RE: Cases, Throw, and Catch
- To: mathgroup at smc.vnet.net
- Subject: [mg24197] RE: [mg24182] Cases, Throw, and Catch
- From: Wolf Hartmut <hwolf at debis.com>
- Date: Fri, 30 Jun 2000 01:57:26 -0400 (EDT)
- Sender: owner-wri-mathgroup at wolfram.com
> -----Original Message-----
> From: Mark Fisher [SMTP:me.fisher at atl.frb.org]
To: mathgroup at smc.vnet.net
> Sent: Thursday, June 29, 2000 4:51 AM
> To: mathgroup at smc.vnet.net
> Subject: [mg24182] Cases, Throw, and Catch
>
> I just noticed that it is much faster to Throw and Catch from Cases than
> to have Cases return the first match on its own. Does anyone know why
> this is so and what, if anything, is to be learned?

**EXERCISE TASKS**.
[1] For each statement below, state whether it agrees with the mailing-list message, answering yes or no and quoting the deciding words exactly. (a) The original message was sent on Thursday, June 29, 2000. (b) The reply was addressed to owner-wri-mathgroup at wolfram.com. (c) The original writer found Throw and Catch to be slower than letting Cases return the first match.
[2] Transcribe the mailing-list message from "RE: Cases, Throw, and" up to and including "01:57:26 -0400 (EDT)".
[3] According to the mailing-list message, what email address is given for Wolf Hartmut?

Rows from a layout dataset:
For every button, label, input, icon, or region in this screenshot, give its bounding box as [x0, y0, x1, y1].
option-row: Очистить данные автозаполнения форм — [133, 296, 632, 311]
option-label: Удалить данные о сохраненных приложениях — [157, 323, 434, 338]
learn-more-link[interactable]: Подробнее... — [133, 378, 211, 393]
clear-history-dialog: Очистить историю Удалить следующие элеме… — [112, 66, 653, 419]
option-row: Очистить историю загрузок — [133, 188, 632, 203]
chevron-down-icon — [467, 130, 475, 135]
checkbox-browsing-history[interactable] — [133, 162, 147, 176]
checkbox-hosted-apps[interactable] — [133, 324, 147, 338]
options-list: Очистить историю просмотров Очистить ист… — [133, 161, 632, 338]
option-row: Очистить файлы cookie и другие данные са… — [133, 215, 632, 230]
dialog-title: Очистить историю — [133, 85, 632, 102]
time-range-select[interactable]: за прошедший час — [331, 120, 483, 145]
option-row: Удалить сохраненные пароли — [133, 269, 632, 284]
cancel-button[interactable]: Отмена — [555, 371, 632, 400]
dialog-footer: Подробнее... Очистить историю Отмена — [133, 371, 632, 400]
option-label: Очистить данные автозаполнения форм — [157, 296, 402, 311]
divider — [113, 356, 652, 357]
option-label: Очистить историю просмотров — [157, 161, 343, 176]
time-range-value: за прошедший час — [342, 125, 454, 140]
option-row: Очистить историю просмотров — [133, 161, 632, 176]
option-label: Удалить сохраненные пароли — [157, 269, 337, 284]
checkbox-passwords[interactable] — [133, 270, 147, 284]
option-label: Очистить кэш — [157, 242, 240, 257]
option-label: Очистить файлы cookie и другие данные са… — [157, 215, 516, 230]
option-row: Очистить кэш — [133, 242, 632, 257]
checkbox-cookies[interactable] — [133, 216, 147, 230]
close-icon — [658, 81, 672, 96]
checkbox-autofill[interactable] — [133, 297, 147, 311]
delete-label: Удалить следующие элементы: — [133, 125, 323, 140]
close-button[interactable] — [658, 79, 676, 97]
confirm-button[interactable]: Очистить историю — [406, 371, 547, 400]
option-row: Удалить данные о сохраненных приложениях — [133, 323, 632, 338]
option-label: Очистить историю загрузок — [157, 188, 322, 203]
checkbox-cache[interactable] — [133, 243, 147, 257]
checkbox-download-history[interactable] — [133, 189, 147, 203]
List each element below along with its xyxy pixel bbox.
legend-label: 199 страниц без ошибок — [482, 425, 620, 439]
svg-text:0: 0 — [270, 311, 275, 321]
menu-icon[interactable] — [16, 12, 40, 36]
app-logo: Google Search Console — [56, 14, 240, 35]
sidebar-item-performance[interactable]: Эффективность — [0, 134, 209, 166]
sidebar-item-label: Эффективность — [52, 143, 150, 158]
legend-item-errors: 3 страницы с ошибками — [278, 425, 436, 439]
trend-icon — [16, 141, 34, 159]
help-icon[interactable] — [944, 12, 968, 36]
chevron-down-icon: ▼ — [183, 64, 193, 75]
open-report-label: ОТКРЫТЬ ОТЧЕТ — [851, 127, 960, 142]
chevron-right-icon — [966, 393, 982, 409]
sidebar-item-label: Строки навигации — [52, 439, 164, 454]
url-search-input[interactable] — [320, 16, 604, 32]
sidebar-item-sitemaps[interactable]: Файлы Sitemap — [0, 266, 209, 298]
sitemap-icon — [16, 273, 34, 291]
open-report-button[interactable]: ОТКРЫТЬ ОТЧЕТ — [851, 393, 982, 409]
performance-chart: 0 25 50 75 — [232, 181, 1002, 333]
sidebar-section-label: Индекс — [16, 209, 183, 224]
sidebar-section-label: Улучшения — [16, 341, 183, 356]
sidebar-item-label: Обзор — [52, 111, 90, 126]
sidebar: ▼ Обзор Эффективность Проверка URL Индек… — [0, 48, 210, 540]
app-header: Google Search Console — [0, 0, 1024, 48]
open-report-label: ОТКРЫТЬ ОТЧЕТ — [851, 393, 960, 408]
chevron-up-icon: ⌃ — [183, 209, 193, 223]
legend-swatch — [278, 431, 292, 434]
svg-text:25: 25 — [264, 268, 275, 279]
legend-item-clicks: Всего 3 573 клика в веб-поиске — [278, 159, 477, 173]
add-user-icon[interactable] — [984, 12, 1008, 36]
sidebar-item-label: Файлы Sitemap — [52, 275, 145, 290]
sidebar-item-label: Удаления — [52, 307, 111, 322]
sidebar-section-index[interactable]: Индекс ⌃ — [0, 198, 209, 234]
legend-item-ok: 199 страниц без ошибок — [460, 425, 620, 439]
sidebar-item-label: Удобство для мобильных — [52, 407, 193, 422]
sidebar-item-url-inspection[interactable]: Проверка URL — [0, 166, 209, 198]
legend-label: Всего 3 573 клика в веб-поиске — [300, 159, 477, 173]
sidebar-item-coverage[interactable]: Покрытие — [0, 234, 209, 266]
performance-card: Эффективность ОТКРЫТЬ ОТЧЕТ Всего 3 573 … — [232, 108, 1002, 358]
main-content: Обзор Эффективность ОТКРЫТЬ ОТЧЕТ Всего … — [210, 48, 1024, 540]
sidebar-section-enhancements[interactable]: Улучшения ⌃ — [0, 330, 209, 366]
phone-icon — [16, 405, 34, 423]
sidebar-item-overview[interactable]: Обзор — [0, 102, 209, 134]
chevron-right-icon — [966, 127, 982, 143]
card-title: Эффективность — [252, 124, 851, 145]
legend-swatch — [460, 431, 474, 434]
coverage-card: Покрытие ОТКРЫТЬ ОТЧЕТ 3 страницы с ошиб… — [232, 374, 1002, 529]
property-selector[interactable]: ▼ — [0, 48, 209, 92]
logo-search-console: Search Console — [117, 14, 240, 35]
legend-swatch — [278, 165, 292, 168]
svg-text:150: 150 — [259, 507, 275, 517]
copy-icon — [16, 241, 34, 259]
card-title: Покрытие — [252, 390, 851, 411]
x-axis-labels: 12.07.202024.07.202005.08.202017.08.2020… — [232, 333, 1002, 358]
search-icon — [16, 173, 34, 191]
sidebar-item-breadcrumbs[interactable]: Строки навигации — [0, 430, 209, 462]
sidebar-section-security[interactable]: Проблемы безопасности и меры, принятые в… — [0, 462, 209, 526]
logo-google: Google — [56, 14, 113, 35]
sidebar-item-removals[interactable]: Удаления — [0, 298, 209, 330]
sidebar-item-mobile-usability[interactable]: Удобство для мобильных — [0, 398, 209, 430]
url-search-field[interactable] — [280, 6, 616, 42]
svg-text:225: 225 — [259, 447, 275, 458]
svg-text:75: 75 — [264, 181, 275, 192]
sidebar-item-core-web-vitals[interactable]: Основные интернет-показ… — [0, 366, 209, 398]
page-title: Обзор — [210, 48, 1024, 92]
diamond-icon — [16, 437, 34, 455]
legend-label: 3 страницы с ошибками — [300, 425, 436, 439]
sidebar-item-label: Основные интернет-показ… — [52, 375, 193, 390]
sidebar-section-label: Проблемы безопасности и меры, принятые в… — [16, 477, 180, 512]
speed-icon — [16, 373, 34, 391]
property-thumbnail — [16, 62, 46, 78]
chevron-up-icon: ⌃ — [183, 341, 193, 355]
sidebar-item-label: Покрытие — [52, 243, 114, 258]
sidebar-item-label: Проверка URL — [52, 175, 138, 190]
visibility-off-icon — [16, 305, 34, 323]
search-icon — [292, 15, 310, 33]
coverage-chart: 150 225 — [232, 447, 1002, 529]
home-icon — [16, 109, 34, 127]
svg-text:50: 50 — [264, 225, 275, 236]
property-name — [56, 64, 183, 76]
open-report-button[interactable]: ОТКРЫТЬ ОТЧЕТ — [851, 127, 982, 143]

**SOLUTIONS TO THE PROBLEMS**.
[1]
(a) Yes: "Sent: Thursday, June 29, 2000 4:51 AM"
(b) No: "To: mathgroup at smc.vnet.net"
(c) No: "it is much faster to Throw and Catch from Cases than"

[2]
RE: Cases, Throw, and Catch
- To: mathgroup at smc.vnet.net
- Subject: [mg24197] RE: [mg24182] Cases, Throw, and Catch
- From: Wolf Hartmut <hwolf at debis.com>
- Date: Fri, 30 Jun 2000 01:57:26 -0400 (EDT)

[3] hwolf at debis.com